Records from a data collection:

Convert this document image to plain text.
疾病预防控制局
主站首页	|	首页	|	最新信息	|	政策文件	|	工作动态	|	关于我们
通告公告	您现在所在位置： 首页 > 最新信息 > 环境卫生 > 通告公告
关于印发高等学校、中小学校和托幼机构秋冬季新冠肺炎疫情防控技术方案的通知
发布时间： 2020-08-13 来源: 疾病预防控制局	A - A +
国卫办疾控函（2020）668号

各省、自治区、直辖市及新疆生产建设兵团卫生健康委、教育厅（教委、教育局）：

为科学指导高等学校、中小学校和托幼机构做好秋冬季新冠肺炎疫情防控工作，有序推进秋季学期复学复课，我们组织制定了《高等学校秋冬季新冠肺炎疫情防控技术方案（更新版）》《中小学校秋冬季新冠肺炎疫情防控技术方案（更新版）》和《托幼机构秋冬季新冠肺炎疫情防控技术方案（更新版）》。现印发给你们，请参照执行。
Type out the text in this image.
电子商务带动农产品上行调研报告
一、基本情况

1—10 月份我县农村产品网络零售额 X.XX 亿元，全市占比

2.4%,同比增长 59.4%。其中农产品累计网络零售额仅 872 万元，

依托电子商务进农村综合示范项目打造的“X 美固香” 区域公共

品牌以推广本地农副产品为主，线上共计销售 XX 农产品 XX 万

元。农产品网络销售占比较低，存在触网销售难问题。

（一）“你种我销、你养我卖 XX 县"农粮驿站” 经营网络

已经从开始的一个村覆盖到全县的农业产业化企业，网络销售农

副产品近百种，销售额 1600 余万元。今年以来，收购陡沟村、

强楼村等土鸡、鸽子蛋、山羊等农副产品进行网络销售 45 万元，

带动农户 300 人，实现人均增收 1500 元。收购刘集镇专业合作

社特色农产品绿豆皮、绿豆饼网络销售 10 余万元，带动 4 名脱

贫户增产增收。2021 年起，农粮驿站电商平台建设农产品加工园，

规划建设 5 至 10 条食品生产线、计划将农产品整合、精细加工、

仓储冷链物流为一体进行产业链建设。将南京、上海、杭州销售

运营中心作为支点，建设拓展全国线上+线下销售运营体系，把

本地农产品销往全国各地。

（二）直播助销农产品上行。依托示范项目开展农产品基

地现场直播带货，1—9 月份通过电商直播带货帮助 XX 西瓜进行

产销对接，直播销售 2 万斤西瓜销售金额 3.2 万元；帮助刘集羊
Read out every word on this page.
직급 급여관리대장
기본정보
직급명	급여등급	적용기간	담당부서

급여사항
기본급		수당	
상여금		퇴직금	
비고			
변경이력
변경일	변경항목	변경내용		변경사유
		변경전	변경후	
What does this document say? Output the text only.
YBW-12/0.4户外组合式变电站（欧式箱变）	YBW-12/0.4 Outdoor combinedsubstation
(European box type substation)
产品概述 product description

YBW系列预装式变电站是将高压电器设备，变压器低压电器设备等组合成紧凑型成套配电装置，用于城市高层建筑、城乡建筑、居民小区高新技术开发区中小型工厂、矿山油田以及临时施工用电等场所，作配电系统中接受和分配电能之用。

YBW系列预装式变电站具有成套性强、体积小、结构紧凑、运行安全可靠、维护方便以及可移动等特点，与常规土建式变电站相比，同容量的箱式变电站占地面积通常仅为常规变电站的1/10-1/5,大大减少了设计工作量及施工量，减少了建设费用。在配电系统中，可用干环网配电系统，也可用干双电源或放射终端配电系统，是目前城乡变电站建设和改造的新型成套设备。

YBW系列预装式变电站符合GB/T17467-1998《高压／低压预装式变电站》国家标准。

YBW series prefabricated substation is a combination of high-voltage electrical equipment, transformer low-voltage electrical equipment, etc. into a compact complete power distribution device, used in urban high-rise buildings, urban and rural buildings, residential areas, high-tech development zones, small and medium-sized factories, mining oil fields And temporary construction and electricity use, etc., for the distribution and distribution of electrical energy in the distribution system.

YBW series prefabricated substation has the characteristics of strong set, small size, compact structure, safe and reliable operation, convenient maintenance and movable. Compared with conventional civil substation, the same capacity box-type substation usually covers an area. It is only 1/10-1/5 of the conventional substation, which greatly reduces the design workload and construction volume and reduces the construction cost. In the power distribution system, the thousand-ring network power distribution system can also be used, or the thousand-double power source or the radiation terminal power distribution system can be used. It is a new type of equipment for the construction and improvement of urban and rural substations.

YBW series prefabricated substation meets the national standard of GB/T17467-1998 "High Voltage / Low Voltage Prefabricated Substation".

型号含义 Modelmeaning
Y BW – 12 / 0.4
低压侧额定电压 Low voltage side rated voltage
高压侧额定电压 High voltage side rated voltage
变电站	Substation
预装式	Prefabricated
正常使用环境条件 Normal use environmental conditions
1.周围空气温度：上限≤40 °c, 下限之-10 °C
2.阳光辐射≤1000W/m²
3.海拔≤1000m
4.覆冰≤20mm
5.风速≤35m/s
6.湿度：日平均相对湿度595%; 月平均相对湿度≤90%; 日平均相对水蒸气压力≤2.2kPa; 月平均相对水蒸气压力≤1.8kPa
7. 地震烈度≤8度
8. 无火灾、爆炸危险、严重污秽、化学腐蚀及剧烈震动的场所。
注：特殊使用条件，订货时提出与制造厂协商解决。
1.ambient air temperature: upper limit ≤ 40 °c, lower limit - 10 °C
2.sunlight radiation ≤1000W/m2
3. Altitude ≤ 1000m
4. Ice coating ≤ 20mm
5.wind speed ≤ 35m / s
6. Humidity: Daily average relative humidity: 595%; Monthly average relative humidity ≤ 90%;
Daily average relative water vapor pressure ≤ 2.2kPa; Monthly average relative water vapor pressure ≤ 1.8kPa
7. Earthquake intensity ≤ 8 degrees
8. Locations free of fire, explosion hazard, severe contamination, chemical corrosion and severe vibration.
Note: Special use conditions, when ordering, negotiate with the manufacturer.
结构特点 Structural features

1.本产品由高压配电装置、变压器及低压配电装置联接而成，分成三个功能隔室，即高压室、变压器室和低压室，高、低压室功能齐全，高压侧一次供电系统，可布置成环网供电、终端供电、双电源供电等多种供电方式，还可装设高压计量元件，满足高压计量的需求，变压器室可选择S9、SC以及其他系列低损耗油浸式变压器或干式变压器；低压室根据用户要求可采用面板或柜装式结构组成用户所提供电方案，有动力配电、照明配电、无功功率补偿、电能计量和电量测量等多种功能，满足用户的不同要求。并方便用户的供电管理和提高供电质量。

GOAL OF THE EXERCISE:
Extract every line that has the string "Monthly" in it.

RESPONSE:
6. Humidity: Daily average relative humidity: 595%; Monthly average relative humidity ≤ 90%;
Daily average relative water vapor pressure ≤ 2.2kPa; Monthly average relative water vapor pressure ≤ 1.8kPa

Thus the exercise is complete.